● Exercise requirements
Make an exact copy of the records, dropping all pictures.
# start of Data shown
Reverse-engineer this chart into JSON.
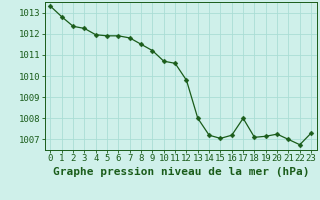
{
  "x": [
    0,
    1,
    2,
    3,
    4,
    5,
    6,
    7,
    8,
    9,
    10,
    11,
    12,
    13,
    14,
    15,
    16,
    17,
    18,
    19,
    20,
    21,
    22,
    23
  ],
  "y": [
    1013.3,
    1012.8,
    1012.35,
    1012.25,
    1011.95,
    1011.9,
    1011.9,
    1011.8,
    1011.5,
    1011.2,
    1010.7,
    1010.6,
    1009.8,
    1008.0,
    1007.2,
    1007.05,
    1007.2,
    1008.0,
    1007.1,
    1007.15,
    1007.25,
    1007.0,
    1006.75,
    1007.3
  ],
  "line_color": "#1a5c1a",
  "marker": "D",
  "marker_size": 2.5,
  "bg_color": "#cff0ea",
  "grid_color": "#aaddd5",
  "title": "Graphe pression niveau de la mer (hPa)",
  "xlim": [
    -0.5,
    23.5
  ],
  "ylim": [
    1006.5,
    1013.5
  ],
  "yticks": [
    1007,
    1008,
    1009,
    1010,
    1011,
    1012,
    1013
  ],
  "xticks": [
    0,
    1,
    2,
    3,
    4,
    5,
    6,
    7,
    8,
    9,
    10,
    11,
    12,
    13,
    14,
    15,
    16,
    17,
    18,
    19,
    20,
    21,
    22,
    23
  ],
  "xtick_labels": [
    "0",
    "1",
    "2",
    "3",
    "4",
    "5",
    "6",
    "7",
    "8",
    "9",
    "10",
    "11",
    "12",
    "13",
    "14",
    "15",
    "16",
    "17",
    "18",
    "19",
    "20",
    "21",
    "22",
    "23"
  ],
  "title_fontsize": 8,
  "tick_fontsize": 6.5,
  "title_color": "#1a5c1a",
  "axis_color": "#1a5c1a"
}
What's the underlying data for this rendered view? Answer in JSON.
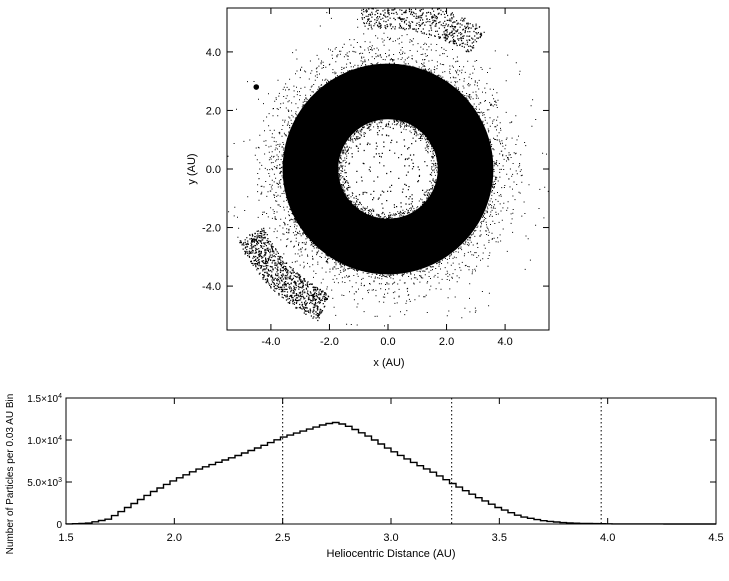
{
  "chart_data": [
    {
      "type": "scatter",
      "title": "",
      "xlabel": "x (AU)",
      "ylabel": "y (AU)",
      "xlim": [
        -5.5,
        5.5
      ],
      "ylim": [
        -5.5,
        5.5
      ],
      "x_ticks": [
        -4.0,
        -2.0,
        0.0,
        2.0,
        4.0
      ],
      "y_ticks": [
        -4.0,
        -2.0,
        0.0,
        2.0,
        4.0
      ],
      "x_tick_labels": [
        "-4.0",
        "-2.0",
        "0.0",
        "2.0",
        "4.0"
      ],
      "y_tick_labels": [
        "-4.0",
        "-2.0",
        "0.0",
        "2.0",
        "4.0"
      ],
      "grid": false,
      "features": {
        "main_belt_ring": {
          "center": [
            0.0,
            0.0
          ],
          "inner_radius": 1.7,
          "outer_radius": 3.6
        },
        "inner_sparse_particles": {
          "center": [
            0.0,
            0.0
          ],
          "max_radius": 1.7
        },
        "planet_marker": {
          "x": -4.5,
          "y": 2.8
        },
        "outer_arc_lower_left": {
          "center": [
            0.0,
            0.0
          ],
          "radius_range": [
            4.7,
            5.7
          ],
          "angle_range_deg": [
            205,
            245
          ]
        },
        "outer_arc_top": {
          "center": [
            0.0,
            0.0
          ],
          "radius_range": [
            4.8,
            5.8
          ],
          "angle_range_deg": [
            55,
            100
          ]
        }
      }
    },
    {
      "type": "line",
      "step": true,
      "title": "",
      "xlabel": "Heliocentric Distance (AU)",
      "ylabel": "Number of Particles per 0.03 AU Bin",
      "xlim": [
        1.5,
        4.5
      ],
      "ylim": [
        0,
        15000
      ],
      "x_ticks": [
        1.5,
        2.0,
        2.5,
        3.0,
        3.5,
        4.0,
        4.5
      ],
      "x_tick_labels": [
        "1.5",
        "2.0",
        "2.5",
        "3.0",
        "3.5",
        "4.0",
        "4.5"
      ],
      "y_ticks": [
        {
          "value": 0,
          "mantissa": "0",
          "exp": ""
        },
        {
          "value": 5000,
          "mantissa": "5.0×10",
          "exp": "3"
        },
        {
          "value": 10000,
          "mantissa": "1.0×10",
          "exp": "4"
        },
        {
          "value": 15000,
          "mantissa": "1.5×10",
          "exp": "4"
        }
      ],
      "vertical_dotted_lines": [
        2.5,
        3.28,
        3.97
      ],
      "grid": false,
      "bin_width": 0.03,
      "x": [
        1.5,
        1.6,
        1.7,
        1.8,
        1.9,
        2.0,
        2.1,
        2.2,
        2.3,
        2.4,
        2.5,
        2.6,
        2.7,
        2.75,
        2.8,
        2.9,
        3.0,
        3.1,
        3.2,
        3.3,
        3.4,
        3.5,
        3.6,
        3.7,
        3.8,
        3.9,
        4.0,
        4.1,
        4.5
      ],
      "y": [
        0,
        80,
        600,
        2200,
        3800,
        5200,
        6400,
        7300,
        8200,
        9200,
        10300,
        11100,
        11900,
        12100,
        11700,
        10400,
        8800,
        7400,
        6100,
        4600,
        3200,
        1900,
        900,
        400,
        150,
        60,
        20,
        10,
        0
      ]
    }
  ]
}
# end of Data shown
● Task response
Reverse-engineer this chart into JSON.
{
  "x": [
    0,
    1,
    2,
    3,
    4,
    5,
    6,
    7,
    8,
    9,
    10,
    11,
    12,
    13,
    14,
    15,
    16,
    17,
    18,
    19,
    20,
    21,
    22,
    23
  ],
  "y": [
    1013.3,
    1012.8,
    1012.35,
    1012.25,
    1011.95,
    1011.9,
    1011.9,
    1011.8,
    1011.5,
    1011.2,
    1010.7,
    1010.6,
    1009.8,
    1008.0,
    1007.2,
    1007.05,
    1007.2,
    1008.0,
    1007.1,
    1007.15,
    1007.25,
    1007.0,
    1006.75,
    1007.3
  ],
  "line_color": "#1a5c1a",
  "marker": "D",
  "marker_size": 2.5,
  "bg_color": "#cff0ea",
  "grid_color": "#aaddd5",
  "title": "Graphe pression niveau de la mer (hPa)",
  "xlim": [
    -0.5,
    23.5
  ],
  "ylim": [
    1006.5,
    1013.5
  ],
  "yticks": [
    1007,
    1008,
    1009,
    1010,
    1011,
    1012,
    1013
  ],
  "xticks": [
    0,
    1,
    2,
    3,
    4,
    5,
    6,
    7,
    8,
    9,
    10,
    11,
    12,
    13,
    14,
    15,
    16,
    17,
    18,
    19,
    20,
    21,
    22,
    23
  ],
  "xtick_labels": [
    "0",
    "1",
    "2",
    "3",
    "4",
    "5",
    "6",
    "7",
    "8",
    "9",
    "10",
    "11",
    "12",
    "13",
    "14",
    "15",
    "16",
    "17",
    "18",
    "19",
    "20",
    "21",
    "22",
    "23"
  ],
  "title_fontsize": 8,
  "tick_fontsize": 6.5,
  "title_color": "#1a5c1a",
  "axis_color": "#1a5c1a"
}
What's the underlying data for this rendered view? Answer in JSON.
{
  "chart_data": [
    {
      "type": "scatter",
      "title": "",
      "xlabel": "x (AU)",
      "ylabel": "y (AU)",
      "xlim": [
        -5.5,
        5.5
      ],
      "ylim": [
        -5.5,
        5.5
      ],
      "x_ticks": [
        -4.0,
        -2.0,
        0.0,
        2.0,
        4.0
      ],
      "y_ticks": [
        -4.0,
        -2.0,
        0.0,
        2.0,
        4.0
      ],
      "x_tick_labels": [
        "-4.0",
        "-2.0",
        "0.0",
        "2.0",
        "4.0"
      ],
      "y_tick_labels": [
        "-4.0",
        "-2.0",
        "0.0",
        "2.0",
        "4.0"
      ],
      "grid": false,
      "features": {
        "main_belt_ring": {
          "center": [
            0.0,
            0.0
          ],
          "inner_radius": 1.7,
          "outer_radius": 3.6
        },
        "inner_sparse_particles": {
          "center": [
            0.0,
            0.0
          ],
          "max_radius": 1.7
        },
        "planet_marker": {
          "x": -4.5,
          "y": 2.8
        },
        "outer_arc_lower_left": {
          "center": [
            0.0,
            0.0
          ],
          "radius_range": [
            4.7,
            5.7
          ],
          "angle_range_deg": [
            205,
            245
          ]
        },
        "outer_arc_top": {
          "center": [
            0.0,
            0.0
          ],
          "radius_range": [
            4.8,
            5.8
          ],
          "angle_range_deg": [
            55,
            100
          ]
        }
      }
    },
    {
      "type": "line",
      "step": true,
      "title": "",
      "xlabel": "Heliocentric Distance (AU)",
      "ylabel": "Number of Particles per 0.03 AU Bin",
      "xlim": [
        1.5,
        4.5
      ],
      "ylim": [
        0,
        15000
      ],
      "x_ticks": [
        1.5,
        2.0,
        2.5,
        3.0,
        3.5,
        4.0,
        4.5
      ],
      "x_tick_labels": [
        "1.5",
        "2.0",
        "2.5",
        "3.0",
        "3.5",
        "4.0",
        "4.5"
      ],
      "y_ticks": [
        {
          "value": 0,
          "mantissa": "0",
          "exp": ""
        },
        {
          "value": 5000,
          "mantissa": "5.0×10",
          "exp": "3"
        },
        {
          "value": 10000,
          "mantissa": "1.0×10",
          "exp": "4"
        },
        {
          "value": 15000,
          "mantissa": "1.5×10",
          "exp": "4"
        }
      ],
      "vertical_dotted_lines": [
        2.5,
        3.28,
        3.97
      ],
      "grid": false,
      "bin_width": 0.03,
      "x": [
        1.5,
        1.6,
        1.7,
        1.8,
        1.9,
        2.0,
        2.1,
        2.2,
        2.3,
        2.4,
        2.5,
        2.6,
        2.7,
        2.75,
        2.8,
        2.9,
        3.0,
        3.1,
        3.2,
        3.3,
        3.4,
        3.5,
        3.6,
        3.7,
        3.8,
        3.9,
        4.0,
        4.1,
        4.5
      ],
      "y": [
        0,
        80,
        600,
        2200,
        3800,
        5200,
        6400,
        7300,
        8200,
        9200,
        10300,
        11100,
        11900,
        12100,
        11700,
        10400,
        8800,
        7400,
        6100,
        4600,
        3200,
        1900,
        900,
        400,
        150,
        60,
        20,
        10,
        0
      ]
    }
  ]
}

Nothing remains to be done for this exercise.